**Exercise task:** Return every line below that contains the string "yudao", matching case exactly.

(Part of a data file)

+===+

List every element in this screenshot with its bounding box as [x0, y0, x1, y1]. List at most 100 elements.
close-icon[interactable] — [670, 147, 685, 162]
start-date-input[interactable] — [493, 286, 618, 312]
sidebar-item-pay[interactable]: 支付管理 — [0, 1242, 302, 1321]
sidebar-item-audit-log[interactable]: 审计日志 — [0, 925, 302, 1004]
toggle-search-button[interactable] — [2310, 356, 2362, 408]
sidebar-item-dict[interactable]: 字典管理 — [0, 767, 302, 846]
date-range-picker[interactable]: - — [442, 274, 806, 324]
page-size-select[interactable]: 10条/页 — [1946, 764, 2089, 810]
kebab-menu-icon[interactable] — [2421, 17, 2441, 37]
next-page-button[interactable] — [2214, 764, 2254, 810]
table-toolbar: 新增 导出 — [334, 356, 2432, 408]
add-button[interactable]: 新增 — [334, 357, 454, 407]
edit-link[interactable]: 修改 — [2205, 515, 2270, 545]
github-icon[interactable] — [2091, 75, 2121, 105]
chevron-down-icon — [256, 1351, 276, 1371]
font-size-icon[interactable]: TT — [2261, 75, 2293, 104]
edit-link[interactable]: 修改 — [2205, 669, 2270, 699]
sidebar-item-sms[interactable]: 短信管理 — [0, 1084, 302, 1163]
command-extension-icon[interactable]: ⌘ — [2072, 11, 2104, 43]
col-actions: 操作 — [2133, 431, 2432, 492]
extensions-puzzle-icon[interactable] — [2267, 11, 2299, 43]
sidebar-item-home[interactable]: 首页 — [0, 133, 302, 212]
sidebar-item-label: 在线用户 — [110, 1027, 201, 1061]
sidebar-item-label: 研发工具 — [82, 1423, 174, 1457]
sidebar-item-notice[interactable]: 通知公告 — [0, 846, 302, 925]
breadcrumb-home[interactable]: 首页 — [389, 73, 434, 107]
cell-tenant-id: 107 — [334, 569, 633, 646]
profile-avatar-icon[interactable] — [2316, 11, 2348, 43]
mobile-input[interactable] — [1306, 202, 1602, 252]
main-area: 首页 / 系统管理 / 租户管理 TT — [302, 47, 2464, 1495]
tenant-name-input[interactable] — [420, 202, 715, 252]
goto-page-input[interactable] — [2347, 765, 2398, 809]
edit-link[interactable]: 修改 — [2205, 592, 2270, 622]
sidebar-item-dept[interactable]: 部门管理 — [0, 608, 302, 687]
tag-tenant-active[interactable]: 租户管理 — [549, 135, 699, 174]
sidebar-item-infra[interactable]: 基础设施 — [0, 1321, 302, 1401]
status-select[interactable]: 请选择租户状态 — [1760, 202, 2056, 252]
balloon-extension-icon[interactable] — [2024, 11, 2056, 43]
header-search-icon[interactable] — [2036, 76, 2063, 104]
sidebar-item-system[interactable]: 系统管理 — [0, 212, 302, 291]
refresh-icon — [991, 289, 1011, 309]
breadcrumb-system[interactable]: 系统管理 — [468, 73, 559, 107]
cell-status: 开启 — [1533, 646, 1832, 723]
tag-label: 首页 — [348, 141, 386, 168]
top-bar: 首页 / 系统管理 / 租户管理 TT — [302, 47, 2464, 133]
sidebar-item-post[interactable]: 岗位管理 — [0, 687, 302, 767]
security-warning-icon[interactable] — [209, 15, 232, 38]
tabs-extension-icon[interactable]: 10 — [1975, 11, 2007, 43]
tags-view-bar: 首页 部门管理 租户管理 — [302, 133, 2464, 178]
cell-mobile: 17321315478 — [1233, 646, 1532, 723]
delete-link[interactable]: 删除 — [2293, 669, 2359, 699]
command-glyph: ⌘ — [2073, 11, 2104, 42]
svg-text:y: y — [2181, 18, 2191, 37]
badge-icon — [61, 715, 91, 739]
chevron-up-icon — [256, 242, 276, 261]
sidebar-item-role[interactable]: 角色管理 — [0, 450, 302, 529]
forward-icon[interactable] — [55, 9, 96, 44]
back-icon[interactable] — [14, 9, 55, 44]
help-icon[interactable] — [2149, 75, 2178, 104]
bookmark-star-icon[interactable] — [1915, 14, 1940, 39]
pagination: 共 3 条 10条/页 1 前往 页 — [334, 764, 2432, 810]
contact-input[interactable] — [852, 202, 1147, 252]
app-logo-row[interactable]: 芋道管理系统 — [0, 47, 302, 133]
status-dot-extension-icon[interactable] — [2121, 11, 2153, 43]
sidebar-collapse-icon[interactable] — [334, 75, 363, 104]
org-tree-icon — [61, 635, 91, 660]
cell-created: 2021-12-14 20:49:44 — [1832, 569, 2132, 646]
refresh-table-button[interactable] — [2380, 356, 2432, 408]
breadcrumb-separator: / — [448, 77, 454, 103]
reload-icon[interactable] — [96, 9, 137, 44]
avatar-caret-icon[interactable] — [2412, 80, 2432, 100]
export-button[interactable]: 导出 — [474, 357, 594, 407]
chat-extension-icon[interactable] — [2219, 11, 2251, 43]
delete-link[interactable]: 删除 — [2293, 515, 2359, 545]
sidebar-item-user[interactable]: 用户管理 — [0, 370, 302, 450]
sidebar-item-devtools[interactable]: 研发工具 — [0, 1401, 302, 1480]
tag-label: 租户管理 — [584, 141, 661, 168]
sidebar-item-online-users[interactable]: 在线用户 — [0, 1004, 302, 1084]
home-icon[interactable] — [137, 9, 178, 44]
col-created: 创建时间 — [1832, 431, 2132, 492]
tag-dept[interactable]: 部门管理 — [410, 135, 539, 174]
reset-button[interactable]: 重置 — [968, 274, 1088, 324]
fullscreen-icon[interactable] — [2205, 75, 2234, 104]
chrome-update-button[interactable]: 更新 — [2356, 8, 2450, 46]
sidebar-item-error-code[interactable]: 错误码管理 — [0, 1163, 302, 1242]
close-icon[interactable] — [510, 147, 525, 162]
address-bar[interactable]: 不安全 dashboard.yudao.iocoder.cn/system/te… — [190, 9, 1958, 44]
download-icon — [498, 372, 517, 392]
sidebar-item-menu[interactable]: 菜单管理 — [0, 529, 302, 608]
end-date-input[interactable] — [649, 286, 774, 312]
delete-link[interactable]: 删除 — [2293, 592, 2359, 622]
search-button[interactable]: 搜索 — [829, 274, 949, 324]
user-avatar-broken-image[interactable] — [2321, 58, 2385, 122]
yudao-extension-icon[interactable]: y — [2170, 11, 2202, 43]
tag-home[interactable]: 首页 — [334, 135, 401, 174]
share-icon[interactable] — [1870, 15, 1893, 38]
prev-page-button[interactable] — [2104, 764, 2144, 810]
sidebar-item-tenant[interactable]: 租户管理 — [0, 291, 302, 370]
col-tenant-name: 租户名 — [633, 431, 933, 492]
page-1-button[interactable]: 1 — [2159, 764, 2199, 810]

+===+

**Final answer:**
address-bar[interactable]: 不安全 dashboard.yudao.iocoder.cn/system/te… — [190, 9, 1958, 44]
yudao-extension-icon[interactable]: y — [2170, 11, 2202, 43]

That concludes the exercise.